Requirements - Gather from the material every line that contains the string "this".

BEGIN Provided data

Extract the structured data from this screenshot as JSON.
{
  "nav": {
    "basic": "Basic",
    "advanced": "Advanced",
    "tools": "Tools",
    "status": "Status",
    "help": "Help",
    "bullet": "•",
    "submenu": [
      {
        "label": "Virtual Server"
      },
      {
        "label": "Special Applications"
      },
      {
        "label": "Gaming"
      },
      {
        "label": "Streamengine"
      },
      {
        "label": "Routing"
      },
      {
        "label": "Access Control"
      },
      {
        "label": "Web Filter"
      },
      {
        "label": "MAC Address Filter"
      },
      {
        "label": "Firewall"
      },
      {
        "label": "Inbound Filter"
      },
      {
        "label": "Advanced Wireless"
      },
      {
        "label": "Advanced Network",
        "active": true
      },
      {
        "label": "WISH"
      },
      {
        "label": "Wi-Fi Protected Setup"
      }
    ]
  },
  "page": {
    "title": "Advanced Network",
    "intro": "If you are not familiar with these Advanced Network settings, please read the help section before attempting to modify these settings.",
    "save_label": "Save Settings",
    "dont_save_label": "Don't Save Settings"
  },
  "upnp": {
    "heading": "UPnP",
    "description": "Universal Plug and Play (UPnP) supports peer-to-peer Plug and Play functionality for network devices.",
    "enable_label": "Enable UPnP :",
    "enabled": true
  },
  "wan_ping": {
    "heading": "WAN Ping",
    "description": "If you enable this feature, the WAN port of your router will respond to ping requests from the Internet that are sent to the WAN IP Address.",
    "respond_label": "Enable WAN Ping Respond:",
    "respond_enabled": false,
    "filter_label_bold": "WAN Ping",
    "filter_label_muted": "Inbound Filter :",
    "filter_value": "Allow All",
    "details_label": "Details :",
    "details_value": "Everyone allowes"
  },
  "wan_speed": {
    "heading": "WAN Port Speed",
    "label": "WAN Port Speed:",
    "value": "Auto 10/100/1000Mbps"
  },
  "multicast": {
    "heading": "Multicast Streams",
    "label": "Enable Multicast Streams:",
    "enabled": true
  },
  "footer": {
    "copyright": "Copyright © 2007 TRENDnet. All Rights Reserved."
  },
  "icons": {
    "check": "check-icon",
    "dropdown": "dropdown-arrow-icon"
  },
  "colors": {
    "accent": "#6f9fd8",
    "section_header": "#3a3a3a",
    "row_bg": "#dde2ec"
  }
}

END Provided data

Correct output -
Extract the structured data from this screenshot as JSON.
    "description": "If you enable this feature, the WAN port of your router will respond to ping requests from the Internet that are sent to the WAN IP Address.",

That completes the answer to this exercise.